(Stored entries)
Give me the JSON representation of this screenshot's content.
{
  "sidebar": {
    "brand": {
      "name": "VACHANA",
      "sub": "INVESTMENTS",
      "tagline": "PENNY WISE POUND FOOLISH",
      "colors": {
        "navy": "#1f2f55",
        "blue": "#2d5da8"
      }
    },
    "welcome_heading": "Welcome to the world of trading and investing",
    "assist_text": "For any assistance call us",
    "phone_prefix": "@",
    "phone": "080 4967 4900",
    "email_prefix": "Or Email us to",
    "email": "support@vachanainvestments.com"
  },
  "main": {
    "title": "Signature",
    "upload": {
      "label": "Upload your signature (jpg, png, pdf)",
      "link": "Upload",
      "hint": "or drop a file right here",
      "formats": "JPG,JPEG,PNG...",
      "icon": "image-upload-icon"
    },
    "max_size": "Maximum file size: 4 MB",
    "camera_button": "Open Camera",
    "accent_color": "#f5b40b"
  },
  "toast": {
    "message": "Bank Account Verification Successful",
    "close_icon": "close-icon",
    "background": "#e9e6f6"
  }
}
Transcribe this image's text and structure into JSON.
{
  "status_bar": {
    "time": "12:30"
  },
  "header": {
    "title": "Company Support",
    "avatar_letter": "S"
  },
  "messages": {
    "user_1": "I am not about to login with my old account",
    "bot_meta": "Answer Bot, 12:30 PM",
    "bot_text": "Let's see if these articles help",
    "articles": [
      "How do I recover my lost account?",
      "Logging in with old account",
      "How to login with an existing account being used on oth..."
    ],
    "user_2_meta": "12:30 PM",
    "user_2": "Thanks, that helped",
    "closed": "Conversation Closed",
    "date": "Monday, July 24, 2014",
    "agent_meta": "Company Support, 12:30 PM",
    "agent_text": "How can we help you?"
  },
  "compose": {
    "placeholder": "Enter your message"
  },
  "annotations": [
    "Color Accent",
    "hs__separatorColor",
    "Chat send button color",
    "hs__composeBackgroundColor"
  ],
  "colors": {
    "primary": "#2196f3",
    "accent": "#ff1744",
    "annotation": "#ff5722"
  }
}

** GOAL **
Find the word "with" in the entries, and copy every line it shows up in.

** CORRECT RESULT **
    "user_1": "I am not about to login with my old account",
      "Logging in with old account",
      "How to login with an existing account being used on oth..."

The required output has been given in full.